◆ **Extracted records**
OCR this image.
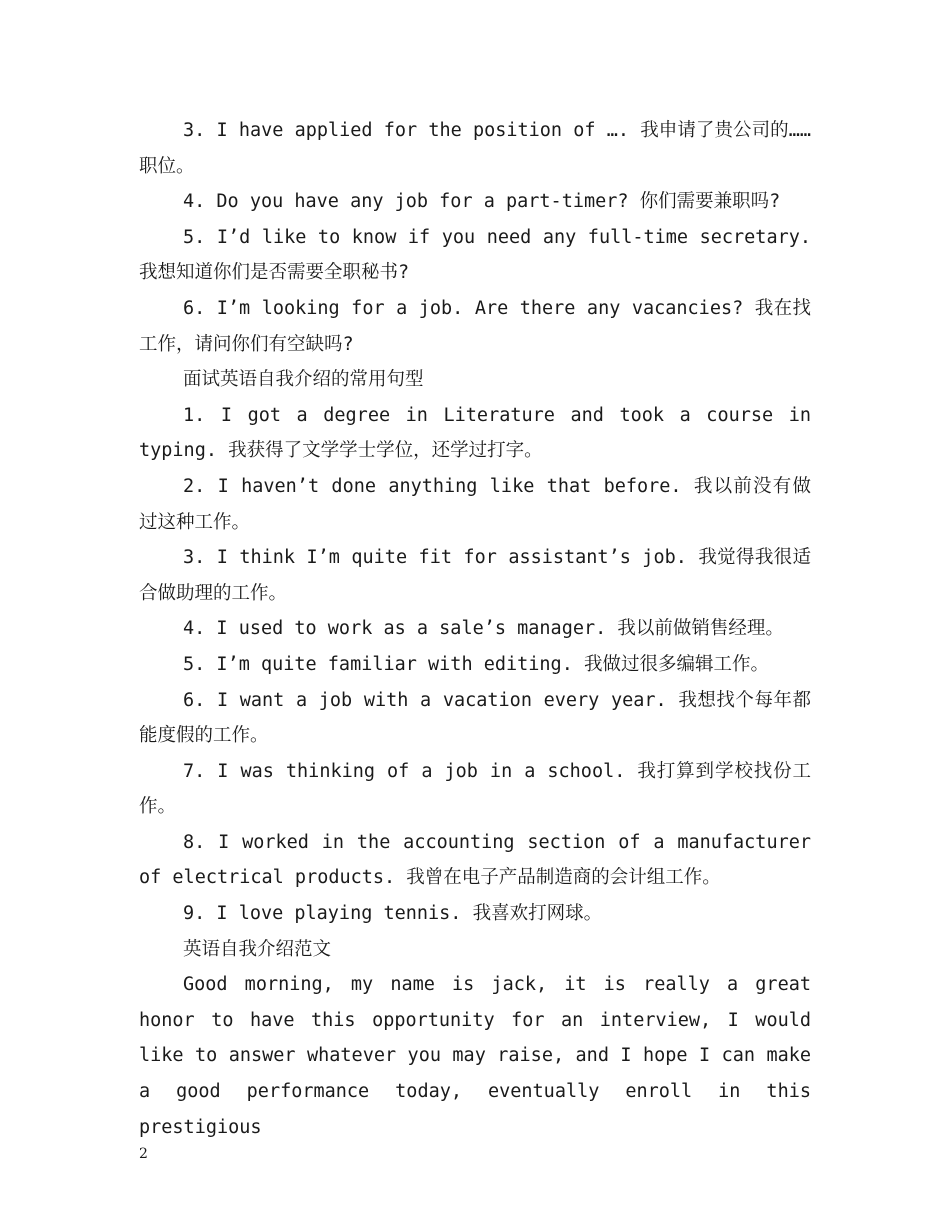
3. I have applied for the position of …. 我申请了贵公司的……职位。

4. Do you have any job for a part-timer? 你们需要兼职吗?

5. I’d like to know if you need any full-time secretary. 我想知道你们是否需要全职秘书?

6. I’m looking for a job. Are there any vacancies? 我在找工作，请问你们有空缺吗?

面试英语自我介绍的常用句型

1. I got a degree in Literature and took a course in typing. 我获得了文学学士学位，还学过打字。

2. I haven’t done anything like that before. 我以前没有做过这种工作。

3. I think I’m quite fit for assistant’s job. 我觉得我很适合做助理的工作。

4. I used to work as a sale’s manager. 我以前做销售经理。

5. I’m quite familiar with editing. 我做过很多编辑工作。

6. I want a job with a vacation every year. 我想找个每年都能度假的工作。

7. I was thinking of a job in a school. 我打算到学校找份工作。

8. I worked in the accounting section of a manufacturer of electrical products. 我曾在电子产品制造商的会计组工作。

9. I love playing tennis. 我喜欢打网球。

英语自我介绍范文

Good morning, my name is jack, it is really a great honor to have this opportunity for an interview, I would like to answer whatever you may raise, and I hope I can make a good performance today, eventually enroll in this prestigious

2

* * *

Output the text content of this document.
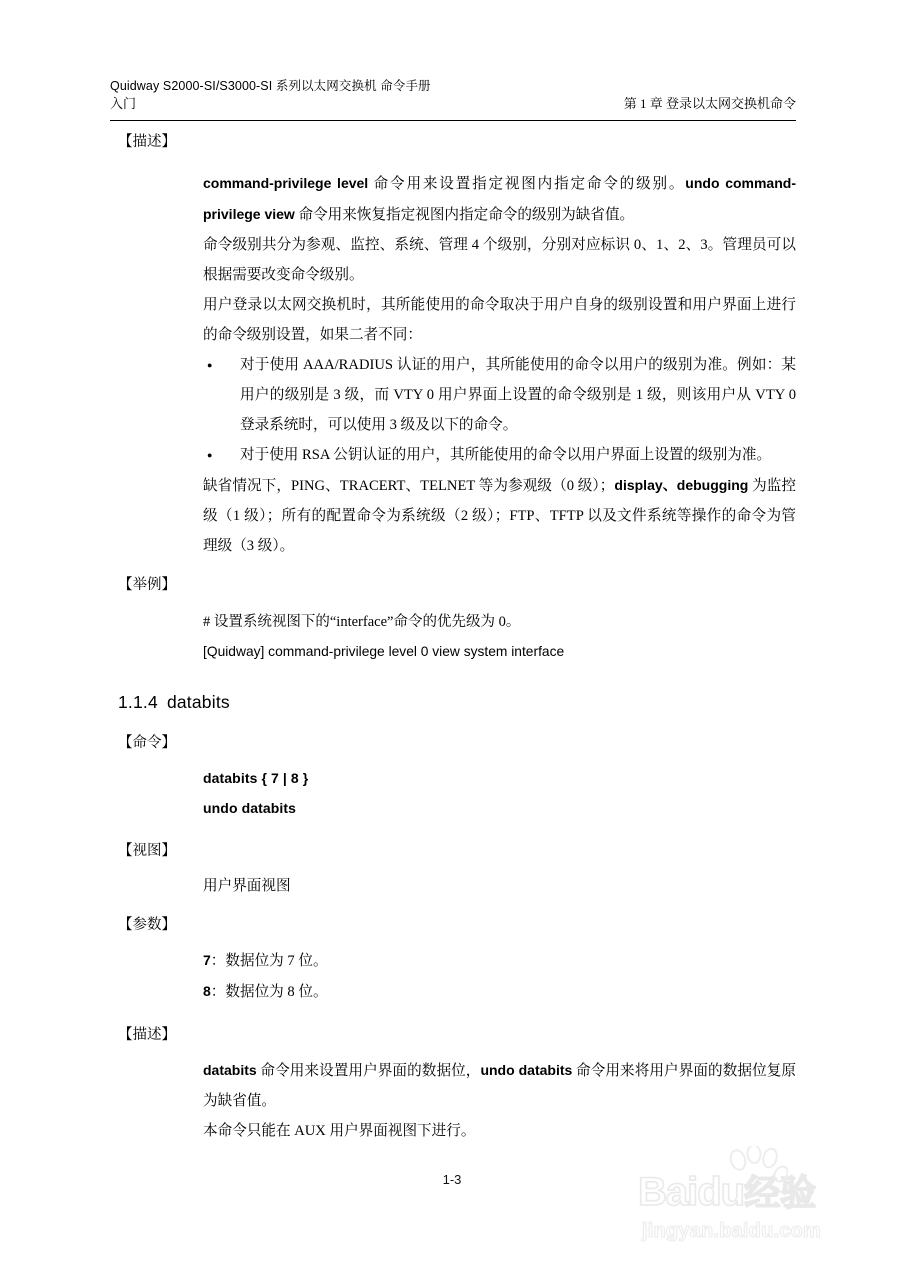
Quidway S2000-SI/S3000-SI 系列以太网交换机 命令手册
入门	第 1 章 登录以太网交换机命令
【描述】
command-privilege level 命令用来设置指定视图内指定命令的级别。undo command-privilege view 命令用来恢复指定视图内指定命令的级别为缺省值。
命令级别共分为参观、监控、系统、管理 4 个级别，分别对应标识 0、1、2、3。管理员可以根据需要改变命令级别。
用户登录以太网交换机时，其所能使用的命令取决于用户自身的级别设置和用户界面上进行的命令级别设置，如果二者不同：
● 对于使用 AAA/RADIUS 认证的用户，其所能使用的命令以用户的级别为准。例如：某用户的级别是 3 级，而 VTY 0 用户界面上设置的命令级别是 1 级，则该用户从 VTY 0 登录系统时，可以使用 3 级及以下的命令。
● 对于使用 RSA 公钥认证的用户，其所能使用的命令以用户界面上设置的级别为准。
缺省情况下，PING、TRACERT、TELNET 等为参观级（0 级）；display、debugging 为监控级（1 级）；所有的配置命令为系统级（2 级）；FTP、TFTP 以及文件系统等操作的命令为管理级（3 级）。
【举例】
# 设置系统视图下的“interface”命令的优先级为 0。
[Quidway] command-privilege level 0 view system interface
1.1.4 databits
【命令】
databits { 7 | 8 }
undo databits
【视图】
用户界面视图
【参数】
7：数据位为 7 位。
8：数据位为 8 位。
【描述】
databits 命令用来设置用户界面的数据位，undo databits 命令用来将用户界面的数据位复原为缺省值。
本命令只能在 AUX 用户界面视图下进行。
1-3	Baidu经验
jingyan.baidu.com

◆ **Goal**
Determine how many lines of the data contain the word "quite", and reply with that number only.

◆ **Answer in full**
2